● **Bacaan**:
━━━━━━━━━━
Pengungkapan kasus berdasarkan informasi dari masyarakat, ada terjadi peredaran jenis obat dan alat kesehatan yang dijual bebas di dalam restoran K yang berada di Jalan Dr Soetomo Surabaya.
Dari informasi tersebut, Satgas Gakkum Polda Jatim melakukan pengecekan langsung ke lokasi restoran Kayanna sekaligus tempat jualan obat dan alat kesehatan milik ES yang sebagian diperoleh dari atau produk China dan Singapura.
Motif dari ES menjual dan mengedarkan sediaan farmasi (obat dan suplemen) dan alat kesehatan (alat rapid test dan masker) untuk mencari keuntungan ke masyarakat pada saat Pandemi Covid 19.
Tersangka ES memasang logo Asia Mart disalah satu sisi ruangan dalam restoran Kayanna untuk memberikan petunjuk kepada pembeli atau pelanggan restoran bahwa Asia Mart menyediakan untuk dijual dan diedarkan obat-obatan produk dalam negeri dan luar negeri (Singapura dan China) yang saat itu sulit diperoleh di apotik dan toko obat lainnya.
Atas perbuatanya, ES dijerat Pasal 197 UU RI Nomor 36 Tahun 2009 tentang Kesehatan.
"Setiap orang yang dengan sengaja memproduksi atau mengedarkan sediaan farmasi dan/ atau alat kesehatan yang tidak memiliki izin edar sebagaimana dimaksud dalam Pasal 106 ayat (1) dipidana dengan pidana penjara paling lama 15 tahun dan denda paling banyak Rp. 1.5 miliar."
Pasal 62 Ayat (1) UU RI Nomor 8 Tahun 1999 tentang Perlindungan Konsumen.
"Pelaku usaha yang melanggar ketentuan sebagaimana dimaksud dalam Pasal 8, Pasal 9, Pasal 10, Pasal 13 ayat (2), Pasal 15, Pasal 17 ayat (1) huruf a, huruf b, huruf c, huruf e, ayat (2), dan Pasal 18 dipidana dengan pidana penjara paling lama 5 (lima) tahun atau pidana denda paling banyak Rp.2 miliar."
━━━━━━━━━━
● **Tugas dan Latihan**:
a) Tolong kembalikan bagian bacaan dari "Pengungkapan kasus berdasarkan" hingga "China dan Singapura." tanpa mengubah satu kata pun.
b) Jawab berdasarkan bacaan:
(i) Di jalan apa restoran K berada?
(ii) Logo apa yang dipasang ES di salah satu sisi ruangan restoran Kayanna?
(iii) Alat kesehatan apa saja yang dijual dan diedarkan ES?
━━━━━━━━━━
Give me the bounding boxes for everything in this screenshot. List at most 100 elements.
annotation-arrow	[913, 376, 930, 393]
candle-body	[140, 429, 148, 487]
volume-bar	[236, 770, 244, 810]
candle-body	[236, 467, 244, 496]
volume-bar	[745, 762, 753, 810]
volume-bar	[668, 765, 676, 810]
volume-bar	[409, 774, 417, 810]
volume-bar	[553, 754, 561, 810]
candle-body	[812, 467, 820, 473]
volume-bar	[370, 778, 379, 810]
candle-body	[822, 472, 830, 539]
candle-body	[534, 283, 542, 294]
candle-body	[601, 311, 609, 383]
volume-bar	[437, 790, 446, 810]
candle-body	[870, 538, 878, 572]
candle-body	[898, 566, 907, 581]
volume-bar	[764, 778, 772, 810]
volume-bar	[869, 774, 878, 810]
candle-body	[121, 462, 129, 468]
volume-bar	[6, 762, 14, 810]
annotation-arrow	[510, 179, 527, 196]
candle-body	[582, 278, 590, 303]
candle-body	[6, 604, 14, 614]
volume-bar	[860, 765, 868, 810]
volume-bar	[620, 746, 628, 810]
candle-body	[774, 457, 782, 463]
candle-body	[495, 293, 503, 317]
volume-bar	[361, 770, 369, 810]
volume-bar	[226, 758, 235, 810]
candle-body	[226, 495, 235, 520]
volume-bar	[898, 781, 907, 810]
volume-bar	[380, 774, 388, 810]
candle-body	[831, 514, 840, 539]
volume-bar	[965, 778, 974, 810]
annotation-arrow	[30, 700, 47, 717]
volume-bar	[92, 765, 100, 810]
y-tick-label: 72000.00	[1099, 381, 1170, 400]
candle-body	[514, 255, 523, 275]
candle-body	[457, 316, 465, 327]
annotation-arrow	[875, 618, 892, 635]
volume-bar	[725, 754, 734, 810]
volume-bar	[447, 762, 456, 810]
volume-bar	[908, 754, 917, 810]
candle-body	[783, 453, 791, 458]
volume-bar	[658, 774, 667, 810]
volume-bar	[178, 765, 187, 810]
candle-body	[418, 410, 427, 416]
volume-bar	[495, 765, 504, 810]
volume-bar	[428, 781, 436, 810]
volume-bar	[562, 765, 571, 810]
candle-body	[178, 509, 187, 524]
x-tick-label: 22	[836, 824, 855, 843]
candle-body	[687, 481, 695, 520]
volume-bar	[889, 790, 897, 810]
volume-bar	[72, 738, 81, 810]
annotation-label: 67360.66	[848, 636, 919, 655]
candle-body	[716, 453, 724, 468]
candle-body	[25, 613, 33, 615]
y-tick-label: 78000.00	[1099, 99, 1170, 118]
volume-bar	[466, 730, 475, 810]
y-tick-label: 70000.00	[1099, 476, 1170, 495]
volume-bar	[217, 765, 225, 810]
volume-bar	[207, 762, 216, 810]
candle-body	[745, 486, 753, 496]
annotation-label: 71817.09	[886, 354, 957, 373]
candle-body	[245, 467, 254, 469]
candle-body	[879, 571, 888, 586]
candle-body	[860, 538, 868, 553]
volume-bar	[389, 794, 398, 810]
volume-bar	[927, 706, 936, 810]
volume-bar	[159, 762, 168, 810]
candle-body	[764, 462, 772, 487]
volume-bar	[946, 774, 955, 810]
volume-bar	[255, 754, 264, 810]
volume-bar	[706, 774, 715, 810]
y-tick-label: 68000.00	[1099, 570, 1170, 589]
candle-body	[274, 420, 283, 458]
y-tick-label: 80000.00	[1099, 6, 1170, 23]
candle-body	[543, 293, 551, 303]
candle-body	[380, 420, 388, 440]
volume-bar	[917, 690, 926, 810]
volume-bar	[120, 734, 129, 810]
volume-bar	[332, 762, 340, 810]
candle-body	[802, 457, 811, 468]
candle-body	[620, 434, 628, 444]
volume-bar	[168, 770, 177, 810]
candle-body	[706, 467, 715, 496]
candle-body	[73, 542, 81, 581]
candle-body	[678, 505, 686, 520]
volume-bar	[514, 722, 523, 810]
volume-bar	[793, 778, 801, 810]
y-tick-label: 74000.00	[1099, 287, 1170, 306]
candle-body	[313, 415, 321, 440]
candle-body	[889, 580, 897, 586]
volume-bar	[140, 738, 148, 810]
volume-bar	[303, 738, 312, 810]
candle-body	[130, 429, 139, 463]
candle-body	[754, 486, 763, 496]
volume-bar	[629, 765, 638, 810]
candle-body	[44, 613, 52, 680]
━━━━━━━━━━
● **Kunci Jawaban**:
a)
Pengungkapan kasus berdasarkan informasi dari masyarakat, ada terjadi peredaran jenis obat dan alat kesehatan yang dijual bebas di dalam restoran K yang berada di Jalan Dr Soetomo Surabaya.
Dari informasi tersebut, Satgas Gakkum Polda Jatim melakukan pengecekan langsung ke lokasi restoran Kayanna sekaligus tempat jualan obat dan alat kesehatan milik ES yang sebagian diperoleh dari atau produk China dan Singapura.

b)
(i) Jalan Dr Soetomo Surabaya
(ii) Logo Asia Mart
(iii) Alat rapid test dan masker